● Required work
Select the lines that hold the word "JSON" and copy each one.

● Data for processing
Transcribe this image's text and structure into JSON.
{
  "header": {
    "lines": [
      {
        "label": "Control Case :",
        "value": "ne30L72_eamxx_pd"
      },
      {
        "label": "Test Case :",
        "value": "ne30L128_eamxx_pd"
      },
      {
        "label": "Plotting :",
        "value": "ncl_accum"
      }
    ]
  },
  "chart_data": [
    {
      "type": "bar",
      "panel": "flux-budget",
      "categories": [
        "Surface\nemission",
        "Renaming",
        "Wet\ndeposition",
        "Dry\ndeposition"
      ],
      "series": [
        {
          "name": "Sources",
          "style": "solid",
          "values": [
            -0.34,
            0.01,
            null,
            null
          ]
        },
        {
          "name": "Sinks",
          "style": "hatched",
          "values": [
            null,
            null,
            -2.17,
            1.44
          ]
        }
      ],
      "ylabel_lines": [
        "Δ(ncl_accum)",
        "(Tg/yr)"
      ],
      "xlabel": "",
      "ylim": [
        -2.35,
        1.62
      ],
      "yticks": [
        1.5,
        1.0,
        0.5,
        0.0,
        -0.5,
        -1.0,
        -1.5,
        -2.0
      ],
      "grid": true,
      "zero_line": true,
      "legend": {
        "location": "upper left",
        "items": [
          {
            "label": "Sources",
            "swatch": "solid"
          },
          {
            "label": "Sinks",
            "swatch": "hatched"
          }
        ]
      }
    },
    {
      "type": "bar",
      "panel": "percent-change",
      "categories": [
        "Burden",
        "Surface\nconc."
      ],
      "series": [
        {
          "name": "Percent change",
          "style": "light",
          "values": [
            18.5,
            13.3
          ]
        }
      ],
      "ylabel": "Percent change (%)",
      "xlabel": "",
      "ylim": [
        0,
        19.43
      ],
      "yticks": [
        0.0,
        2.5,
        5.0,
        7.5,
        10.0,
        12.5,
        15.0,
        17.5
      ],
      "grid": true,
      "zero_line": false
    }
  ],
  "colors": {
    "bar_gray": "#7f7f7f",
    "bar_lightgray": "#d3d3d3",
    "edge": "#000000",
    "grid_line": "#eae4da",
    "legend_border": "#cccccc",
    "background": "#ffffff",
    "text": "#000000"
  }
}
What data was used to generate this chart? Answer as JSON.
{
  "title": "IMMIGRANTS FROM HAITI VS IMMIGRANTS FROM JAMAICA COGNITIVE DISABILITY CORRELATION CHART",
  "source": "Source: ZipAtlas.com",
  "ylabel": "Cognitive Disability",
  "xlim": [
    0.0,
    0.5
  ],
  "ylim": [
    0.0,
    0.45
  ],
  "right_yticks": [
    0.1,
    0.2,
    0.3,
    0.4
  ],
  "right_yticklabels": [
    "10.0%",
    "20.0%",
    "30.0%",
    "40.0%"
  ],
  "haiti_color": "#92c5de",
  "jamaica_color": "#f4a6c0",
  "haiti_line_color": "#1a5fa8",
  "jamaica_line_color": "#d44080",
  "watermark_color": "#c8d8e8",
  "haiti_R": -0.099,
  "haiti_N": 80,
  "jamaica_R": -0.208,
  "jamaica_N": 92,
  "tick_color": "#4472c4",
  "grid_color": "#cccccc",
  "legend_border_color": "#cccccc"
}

● Task solution
Transcribe this image's text and structure into JSON.
What data was used to generate this chart? Answer as JSON.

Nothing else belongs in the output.